In the material below, find all lines with the string "color" and copy them.
--- Start ---
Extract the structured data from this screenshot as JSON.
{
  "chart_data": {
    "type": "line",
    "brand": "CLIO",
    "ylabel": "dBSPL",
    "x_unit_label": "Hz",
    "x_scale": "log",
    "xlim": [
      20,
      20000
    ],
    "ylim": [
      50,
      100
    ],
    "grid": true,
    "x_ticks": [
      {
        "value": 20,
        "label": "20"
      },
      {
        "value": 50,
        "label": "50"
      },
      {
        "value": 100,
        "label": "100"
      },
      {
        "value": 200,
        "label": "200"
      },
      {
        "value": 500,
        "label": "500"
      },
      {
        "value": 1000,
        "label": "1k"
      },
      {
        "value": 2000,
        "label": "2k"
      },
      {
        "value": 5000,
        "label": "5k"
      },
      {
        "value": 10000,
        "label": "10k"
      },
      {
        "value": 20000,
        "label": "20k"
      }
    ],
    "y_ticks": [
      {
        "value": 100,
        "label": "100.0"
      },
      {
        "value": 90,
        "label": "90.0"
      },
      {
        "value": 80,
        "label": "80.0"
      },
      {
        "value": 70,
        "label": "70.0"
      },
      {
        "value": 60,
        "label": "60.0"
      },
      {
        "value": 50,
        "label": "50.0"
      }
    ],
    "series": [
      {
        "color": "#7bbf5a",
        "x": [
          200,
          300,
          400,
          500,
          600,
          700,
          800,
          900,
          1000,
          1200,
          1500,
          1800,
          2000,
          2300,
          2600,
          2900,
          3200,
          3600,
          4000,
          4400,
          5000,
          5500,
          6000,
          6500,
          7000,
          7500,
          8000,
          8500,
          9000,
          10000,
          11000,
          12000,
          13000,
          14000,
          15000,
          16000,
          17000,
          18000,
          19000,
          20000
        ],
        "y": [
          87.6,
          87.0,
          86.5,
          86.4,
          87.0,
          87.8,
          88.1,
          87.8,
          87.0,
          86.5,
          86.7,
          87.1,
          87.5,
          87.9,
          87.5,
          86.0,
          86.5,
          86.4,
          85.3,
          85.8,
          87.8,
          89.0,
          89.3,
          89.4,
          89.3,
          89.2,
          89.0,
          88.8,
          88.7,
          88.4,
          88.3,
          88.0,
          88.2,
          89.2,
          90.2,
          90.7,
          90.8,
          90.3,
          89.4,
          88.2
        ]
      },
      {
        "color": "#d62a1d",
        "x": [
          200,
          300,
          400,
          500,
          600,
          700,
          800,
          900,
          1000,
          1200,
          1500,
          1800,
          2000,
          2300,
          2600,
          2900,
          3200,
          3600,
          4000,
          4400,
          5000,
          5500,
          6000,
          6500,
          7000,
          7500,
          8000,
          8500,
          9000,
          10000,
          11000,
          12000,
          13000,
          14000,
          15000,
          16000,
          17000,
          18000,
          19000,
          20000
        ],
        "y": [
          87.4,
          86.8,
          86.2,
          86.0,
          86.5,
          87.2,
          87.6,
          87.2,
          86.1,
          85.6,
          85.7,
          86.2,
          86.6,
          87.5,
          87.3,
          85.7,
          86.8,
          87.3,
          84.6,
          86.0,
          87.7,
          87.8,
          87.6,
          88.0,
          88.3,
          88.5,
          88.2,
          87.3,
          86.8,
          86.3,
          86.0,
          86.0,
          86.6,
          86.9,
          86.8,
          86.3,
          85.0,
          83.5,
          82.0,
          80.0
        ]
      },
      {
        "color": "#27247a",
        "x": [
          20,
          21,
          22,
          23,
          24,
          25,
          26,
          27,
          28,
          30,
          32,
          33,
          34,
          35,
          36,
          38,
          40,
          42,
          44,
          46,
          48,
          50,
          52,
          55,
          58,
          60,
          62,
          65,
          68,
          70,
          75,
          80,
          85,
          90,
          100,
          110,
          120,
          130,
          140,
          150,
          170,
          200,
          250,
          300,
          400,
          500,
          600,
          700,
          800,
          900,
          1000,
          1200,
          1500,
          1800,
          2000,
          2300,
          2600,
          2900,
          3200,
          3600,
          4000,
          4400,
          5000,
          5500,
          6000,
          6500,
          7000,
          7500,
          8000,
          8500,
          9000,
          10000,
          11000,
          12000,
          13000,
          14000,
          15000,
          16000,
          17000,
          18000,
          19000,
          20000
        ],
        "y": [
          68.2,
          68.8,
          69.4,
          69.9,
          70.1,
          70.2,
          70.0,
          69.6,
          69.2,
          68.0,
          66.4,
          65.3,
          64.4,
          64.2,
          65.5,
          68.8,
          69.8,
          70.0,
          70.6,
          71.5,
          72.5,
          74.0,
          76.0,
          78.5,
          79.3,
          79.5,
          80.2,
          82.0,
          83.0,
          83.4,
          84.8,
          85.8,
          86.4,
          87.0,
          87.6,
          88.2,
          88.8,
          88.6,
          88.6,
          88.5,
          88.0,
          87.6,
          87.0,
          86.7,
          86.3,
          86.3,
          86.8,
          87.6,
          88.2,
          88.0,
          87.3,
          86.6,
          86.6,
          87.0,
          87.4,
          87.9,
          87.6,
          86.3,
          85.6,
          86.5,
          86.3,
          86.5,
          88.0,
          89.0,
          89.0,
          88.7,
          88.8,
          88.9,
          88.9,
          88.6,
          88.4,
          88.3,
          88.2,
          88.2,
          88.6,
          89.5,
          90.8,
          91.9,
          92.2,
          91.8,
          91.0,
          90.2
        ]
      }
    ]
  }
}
--- End ---
* [SOLUTION TO THIS TASK]
        "color": "#7bbf5a",
        "color": "#d62a1d",
        "color": "#27247a",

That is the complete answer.